- _SHORT EXERCISE_
Compile every line that includes the word "Prevalenza".

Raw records
....

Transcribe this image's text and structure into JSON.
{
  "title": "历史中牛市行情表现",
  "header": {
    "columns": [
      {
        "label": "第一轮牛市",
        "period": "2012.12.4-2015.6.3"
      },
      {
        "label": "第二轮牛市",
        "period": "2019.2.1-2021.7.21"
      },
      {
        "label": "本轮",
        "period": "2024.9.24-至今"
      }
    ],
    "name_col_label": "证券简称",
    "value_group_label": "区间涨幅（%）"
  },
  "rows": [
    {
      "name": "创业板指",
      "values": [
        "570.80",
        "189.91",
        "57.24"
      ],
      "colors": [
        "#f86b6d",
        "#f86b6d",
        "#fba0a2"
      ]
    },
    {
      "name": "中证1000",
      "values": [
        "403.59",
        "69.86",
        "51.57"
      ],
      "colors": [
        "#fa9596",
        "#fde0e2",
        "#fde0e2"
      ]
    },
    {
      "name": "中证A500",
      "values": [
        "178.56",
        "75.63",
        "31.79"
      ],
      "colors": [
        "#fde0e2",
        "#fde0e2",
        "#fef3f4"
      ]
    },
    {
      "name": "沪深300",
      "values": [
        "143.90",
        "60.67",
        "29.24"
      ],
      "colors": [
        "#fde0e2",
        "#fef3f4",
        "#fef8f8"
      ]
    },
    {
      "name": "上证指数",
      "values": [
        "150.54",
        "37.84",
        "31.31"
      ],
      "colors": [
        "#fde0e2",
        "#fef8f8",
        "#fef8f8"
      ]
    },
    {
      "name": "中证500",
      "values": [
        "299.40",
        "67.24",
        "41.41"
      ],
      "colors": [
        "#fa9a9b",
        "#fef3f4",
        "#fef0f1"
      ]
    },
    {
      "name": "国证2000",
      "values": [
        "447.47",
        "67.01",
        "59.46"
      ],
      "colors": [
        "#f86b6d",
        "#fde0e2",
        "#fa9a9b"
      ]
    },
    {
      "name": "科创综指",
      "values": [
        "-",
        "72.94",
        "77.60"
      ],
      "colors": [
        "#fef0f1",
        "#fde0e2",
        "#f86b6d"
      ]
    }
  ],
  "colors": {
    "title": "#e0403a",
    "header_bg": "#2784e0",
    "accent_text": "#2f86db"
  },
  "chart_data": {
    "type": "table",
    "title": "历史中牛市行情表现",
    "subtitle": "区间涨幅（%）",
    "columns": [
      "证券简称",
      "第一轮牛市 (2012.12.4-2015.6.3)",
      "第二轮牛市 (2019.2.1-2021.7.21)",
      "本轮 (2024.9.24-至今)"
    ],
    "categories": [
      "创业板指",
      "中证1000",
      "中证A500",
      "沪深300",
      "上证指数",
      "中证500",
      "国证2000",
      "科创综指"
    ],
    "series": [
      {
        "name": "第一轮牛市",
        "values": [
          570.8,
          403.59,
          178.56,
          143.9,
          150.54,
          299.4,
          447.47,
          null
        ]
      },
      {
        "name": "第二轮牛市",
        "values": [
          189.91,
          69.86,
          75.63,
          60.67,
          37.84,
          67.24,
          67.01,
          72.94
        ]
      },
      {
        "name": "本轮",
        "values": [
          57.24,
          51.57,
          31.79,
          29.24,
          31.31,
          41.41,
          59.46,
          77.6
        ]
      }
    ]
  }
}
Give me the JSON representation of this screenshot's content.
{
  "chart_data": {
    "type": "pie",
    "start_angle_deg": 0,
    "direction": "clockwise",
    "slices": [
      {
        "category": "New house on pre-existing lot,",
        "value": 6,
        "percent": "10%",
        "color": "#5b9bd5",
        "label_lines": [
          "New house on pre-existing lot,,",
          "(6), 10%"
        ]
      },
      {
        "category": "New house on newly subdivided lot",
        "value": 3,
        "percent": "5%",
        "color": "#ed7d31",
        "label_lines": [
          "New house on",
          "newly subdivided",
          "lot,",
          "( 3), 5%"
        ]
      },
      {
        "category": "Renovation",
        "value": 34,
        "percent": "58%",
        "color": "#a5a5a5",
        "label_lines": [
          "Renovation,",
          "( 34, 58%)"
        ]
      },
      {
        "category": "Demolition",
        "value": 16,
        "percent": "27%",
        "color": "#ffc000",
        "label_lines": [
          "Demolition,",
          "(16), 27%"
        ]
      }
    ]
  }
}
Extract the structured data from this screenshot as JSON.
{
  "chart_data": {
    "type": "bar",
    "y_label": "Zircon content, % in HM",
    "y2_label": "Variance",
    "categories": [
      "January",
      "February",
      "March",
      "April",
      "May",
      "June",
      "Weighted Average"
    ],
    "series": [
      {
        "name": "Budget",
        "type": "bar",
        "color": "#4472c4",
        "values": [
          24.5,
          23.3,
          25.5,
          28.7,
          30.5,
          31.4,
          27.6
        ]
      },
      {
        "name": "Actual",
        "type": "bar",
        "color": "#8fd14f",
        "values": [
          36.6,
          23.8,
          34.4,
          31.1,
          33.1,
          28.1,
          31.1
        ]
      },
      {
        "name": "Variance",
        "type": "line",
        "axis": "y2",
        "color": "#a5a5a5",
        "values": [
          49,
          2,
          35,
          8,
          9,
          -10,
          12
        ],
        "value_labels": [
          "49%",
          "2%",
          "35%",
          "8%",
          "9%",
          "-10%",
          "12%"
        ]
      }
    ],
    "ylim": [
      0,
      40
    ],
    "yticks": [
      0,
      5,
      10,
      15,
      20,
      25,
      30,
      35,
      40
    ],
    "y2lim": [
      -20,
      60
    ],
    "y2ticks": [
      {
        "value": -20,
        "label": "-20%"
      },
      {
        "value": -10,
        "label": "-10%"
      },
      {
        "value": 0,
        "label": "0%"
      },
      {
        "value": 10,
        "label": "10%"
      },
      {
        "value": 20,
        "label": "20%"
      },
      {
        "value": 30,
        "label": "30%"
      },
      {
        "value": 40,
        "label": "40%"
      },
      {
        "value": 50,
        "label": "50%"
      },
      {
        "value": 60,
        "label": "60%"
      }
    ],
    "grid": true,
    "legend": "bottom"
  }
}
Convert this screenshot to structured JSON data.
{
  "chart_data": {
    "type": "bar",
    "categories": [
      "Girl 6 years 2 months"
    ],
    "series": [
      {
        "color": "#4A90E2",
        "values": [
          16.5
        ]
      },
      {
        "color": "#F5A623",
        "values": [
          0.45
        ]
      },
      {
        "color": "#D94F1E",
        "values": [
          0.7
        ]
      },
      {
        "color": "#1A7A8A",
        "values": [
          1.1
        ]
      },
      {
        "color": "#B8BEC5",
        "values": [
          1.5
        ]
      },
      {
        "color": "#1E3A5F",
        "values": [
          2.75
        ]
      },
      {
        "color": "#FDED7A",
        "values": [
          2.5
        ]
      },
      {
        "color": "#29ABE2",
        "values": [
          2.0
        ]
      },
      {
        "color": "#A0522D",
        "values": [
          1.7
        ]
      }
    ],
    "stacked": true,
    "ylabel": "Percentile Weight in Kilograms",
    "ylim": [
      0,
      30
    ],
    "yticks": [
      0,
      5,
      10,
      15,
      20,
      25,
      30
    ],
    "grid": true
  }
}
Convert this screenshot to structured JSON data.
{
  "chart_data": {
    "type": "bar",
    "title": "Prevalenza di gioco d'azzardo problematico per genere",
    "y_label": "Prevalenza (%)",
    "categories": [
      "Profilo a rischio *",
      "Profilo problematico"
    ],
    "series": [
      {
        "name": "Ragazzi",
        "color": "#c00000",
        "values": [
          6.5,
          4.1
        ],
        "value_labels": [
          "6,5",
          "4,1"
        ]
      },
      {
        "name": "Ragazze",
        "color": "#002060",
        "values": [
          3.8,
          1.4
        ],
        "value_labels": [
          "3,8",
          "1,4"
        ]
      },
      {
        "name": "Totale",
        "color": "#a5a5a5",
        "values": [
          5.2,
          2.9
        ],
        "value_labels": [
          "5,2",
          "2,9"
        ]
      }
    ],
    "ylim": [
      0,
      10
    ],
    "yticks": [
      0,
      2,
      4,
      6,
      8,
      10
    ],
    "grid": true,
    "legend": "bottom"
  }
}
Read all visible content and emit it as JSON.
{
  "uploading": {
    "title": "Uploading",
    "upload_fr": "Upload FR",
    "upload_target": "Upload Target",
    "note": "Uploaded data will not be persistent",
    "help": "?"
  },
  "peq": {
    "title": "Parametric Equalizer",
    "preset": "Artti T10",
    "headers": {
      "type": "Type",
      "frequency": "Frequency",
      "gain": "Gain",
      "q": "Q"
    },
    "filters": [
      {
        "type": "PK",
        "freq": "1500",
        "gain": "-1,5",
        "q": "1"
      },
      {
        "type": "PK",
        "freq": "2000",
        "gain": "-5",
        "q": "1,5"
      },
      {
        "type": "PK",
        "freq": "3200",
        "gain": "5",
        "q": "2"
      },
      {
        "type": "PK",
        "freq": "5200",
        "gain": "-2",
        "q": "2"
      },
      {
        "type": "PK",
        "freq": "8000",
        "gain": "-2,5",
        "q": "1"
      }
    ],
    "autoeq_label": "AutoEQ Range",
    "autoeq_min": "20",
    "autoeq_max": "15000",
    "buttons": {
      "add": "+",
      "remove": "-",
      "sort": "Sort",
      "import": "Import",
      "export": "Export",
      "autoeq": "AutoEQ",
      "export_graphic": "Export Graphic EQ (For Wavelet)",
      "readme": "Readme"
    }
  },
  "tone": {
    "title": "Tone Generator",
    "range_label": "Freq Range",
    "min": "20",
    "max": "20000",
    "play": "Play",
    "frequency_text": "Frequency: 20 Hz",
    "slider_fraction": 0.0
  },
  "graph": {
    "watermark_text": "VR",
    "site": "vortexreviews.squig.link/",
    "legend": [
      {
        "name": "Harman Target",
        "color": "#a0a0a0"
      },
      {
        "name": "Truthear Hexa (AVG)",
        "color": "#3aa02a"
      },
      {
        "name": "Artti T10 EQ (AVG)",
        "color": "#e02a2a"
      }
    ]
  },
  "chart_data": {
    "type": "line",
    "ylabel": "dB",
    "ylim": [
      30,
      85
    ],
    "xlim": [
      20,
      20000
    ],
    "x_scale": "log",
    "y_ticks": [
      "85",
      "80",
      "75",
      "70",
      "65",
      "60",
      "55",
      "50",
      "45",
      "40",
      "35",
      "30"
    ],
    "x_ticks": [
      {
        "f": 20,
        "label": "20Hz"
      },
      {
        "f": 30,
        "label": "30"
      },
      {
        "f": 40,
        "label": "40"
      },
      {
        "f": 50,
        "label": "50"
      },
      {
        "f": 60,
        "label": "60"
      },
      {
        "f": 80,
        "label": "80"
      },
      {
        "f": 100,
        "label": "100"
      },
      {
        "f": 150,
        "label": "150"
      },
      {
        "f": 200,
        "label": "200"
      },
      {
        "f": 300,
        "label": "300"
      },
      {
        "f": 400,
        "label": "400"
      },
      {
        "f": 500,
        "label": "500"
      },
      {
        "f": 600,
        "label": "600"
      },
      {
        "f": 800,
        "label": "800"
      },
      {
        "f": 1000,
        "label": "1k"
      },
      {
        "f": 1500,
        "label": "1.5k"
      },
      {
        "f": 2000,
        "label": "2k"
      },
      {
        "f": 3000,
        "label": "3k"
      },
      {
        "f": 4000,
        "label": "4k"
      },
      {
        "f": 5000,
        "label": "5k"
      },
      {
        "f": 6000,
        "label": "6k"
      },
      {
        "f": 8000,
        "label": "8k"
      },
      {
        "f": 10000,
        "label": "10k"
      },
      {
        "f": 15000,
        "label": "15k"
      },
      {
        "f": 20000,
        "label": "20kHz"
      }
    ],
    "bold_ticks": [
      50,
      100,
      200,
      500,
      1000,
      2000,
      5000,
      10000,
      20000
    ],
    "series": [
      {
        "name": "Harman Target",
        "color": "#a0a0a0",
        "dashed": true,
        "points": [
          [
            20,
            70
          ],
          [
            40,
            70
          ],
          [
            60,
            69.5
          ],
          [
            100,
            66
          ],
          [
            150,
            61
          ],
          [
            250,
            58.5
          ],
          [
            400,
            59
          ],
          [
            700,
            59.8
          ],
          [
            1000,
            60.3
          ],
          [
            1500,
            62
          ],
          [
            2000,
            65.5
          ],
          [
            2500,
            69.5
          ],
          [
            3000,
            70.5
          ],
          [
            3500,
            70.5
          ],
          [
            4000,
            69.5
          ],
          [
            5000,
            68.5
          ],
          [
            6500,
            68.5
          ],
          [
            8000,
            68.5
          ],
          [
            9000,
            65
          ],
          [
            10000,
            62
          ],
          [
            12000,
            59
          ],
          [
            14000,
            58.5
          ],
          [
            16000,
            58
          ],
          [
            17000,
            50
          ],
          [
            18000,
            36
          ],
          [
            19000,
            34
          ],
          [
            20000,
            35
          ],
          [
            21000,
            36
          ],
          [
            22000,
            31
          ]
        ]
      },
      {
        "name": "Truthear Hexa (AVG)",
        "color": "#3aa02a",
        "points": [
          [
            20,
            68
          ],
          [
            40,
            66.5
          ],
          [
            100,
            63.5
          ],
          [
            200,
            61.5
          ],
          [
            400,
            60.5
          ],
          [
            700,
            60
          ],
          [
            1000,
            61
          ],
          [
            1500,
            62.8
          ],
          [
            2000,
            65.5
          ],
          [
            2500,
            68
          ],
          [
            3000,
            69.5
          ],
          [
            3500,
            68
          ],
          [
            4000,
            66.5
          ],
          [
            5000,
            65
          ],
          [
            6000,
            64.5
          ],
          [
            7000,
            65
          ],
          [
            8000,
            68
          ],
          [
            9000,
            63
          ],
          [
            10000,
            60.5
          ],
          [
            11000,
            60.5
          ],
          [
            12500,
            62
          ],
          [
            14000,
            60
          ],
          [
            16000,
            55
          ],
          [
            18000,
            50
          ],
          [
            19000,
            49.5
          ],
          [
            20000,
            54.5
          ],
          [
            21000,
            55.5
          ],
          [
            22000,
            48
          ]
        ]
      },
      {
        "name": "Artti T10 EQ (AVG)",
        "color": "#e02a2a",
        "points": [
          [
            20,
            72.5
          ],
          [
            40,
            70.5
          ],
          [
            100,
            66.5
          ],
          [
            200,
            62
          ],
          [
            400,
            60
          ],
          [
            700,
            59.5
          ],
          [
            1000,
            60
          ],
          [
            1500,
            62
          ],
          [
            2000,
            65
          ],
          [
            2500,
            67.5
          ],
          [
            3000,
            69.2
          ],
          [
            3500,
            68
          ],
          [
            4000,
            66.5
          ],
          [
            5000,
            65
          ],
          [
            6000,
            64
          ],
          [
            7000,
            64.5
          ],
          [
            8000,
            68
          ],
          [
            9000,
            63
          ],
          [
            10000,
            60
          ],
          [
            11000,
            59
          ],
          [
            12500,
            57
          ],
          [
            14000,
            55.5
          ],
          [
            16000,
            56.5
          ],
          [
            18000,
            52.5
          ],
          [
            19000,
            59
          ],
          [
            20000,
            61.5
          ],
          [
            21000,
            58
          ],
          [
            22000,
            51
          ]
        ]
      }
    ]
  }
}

....

- _OUTPUT_
    "title": "Prevalenza di gioco d'azzardo problematico per genere",
    "y_label": "Prevalenza (%)",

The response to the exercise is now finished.